→ **Task to carry out**:
From the entries below, report how many lines contain the string "genera". Give only that number.

→ **Provided material**:

------------------------------------------------------------------------

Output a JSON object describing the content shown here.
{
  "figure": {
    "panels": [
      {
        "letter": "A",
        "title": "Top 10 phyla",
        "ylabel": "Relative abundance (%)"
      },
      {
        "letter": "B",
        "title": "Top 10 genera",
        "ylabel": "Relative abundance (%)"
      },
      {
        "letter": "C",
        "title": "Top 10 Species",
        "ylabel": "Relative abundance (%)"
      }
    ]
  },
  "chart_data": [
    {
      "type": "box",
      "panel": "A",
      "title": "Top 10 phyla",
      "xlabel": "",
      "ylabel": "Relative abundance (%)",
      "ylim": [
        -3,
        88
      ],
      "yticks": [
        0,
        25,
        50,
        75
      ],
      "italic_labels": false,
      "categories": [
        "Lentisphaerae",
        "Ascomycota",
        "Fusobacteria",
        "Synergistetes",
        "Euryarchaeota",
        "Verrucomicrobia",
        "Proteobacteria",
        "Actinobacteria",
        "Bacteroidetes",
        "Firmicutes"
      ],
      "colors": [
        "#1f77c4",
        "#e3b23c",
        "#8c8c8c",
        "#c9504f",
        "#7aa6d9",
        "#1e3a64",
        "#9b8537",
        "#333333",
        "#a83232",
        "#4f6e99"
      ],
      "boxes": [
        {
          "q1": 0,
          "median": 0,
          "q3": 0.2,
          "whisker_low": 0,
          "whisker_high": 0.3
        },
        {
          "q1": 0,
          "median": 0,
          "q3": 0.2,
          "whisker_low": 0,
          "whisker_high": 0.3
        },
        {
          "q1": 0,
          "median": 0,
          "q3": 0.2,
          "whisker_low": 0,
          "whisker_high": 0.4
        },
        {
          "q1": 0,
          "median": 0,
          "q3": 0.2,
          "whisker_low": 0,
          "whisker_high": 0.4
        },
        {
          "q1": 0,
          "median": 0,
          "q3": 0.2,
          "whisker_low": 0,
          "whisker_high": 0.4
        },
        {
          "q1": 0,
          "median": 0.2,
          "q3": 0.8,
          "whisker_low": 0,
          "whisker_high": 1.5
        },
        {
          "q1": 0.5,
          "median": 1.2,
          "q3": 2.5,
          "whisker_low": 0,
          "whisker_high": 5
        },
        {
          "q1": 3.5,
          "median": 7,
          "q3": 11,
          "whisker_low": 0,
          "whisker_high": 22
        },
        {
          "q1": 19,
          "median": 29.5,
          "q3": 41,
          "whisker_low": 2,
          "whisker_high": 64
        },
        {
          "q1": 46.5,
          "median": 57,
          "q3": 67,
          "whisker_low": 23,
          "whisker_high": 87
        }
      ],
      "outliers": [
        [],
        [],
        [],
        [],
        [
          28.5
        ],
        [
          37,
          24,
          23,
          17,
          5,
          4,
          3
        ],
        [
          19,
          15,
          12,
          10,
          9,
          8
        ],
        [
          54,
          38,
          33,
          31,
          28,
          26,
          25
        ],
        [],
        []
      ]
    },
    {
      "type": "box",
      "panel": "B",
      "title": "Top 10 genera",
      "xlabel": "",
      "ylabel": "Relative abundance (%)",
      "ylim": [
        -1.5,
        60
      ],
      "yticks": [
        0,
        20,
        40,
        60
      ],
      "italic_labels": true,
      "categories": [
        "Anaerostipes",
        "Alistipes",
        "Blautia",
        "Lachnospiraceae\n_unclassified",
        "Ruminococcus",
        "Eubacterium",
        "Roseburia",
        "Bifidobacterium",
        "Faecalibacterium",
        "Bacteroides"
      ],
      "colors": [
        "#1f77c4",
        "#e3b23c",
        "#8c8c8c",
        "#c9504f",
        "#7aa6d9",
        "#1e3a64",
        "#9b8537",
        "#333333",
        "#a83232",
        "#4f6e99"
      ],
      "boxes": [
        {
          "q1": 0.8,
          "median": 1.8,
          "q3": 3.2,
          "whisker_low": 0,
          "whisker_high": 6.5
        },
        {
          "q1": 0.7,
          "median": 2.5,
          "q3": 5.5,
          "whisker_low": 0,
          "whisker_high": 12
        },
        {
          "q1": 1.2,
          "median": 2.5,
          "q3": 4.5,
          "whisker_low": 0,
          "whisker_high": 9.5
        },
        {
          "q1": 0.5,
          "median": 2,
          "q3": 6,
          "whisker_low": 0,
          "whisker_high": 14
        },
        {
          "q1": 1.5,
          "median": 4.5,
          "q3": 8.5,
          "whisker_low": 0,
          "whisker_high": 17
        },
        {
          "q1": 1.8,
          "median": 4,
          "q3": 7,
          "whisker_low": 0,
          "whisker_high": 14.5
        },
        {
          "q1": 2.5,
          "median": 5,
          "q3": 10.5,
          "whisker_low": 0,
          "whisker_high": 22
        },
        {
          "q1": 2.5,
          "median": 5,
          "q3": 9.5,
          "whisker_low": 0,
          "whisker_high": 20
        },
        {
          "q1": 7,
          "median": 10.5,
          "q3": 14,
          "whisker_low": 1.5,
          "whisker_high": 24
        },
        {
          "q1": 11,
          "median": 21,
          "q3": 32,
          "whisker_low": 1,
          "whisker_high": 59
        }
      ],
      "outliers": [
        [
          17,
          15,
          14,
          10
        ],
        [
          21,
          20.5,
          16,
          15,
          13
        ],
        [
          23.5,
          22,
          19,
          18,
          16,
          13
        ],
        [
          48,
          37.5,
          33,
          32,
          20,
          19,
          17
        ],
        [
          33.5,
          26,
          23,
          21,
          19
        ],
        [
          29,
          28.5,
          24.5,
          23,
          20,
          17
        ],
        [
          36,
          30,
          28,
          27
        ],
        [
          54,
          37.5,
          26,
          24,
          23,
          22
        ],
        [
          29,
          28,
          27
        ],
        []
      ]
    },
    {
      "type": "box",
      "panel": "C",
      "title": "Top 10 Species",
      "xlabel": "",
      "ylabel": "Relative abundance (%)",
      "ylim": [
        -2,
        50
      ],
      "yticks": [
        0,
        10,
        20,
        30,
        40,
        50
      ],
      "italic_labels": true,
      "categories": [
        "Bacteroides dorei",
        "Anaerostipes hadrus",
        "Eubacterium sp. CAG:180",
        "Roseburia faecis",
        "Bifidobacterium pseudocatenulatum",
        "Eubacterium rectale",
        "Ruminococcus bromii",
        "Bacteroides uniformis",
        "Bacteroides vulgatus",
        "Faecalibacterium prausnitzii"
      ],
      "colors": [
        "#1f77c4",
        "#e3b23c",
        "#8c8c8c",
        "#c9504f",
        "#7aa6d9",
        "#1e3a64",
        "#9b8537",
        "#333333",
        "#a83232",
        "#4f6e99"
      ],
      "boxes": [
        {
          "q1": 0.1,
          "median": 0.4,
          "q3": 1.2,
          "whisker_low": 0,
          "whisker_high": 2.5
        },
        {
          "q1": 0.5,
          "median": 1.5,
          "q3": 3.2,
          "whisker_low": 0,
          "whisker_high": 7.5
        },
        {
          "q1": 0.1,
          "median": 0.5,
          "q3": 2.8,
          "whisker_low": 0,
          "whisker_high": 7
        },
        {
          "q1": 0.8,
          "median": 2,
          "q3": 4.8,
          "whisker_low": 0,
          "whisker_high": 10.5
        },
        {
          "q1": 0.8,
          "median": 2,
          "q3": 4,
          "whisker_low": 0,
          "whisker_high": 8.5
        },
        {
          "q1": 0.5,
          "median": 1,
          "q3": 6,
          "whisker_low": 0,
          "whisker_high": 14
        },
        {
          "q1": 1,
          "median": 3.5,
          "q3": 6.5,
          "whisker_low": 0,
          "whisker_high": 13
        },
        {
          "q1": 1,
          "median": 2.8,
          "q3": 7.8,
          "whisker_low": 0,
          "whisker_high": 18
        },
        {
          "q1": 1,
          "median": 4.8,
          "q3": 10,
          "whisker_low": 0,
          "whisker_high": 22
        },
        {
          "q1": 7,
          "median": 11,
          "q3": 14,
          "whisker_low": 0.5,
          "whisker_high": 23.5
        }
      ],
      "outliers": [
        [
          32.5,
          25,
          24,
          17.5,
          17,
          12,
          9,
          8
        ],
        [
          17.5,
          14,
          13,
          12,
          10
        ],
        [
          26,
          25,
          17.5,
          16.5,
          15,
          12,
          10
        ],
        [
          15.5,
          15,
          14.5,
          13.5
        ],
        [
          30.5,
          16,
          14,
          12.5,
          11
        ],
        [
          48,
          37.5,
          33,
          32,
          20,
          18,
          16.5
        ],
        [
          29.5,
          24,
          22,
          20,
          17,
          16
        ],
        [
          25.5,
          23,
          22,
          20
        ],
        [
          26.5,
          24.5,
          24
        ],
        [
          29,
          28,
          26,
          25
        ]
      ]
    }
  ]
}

------------------------------------------------------------------------

→ **Solution below**:
2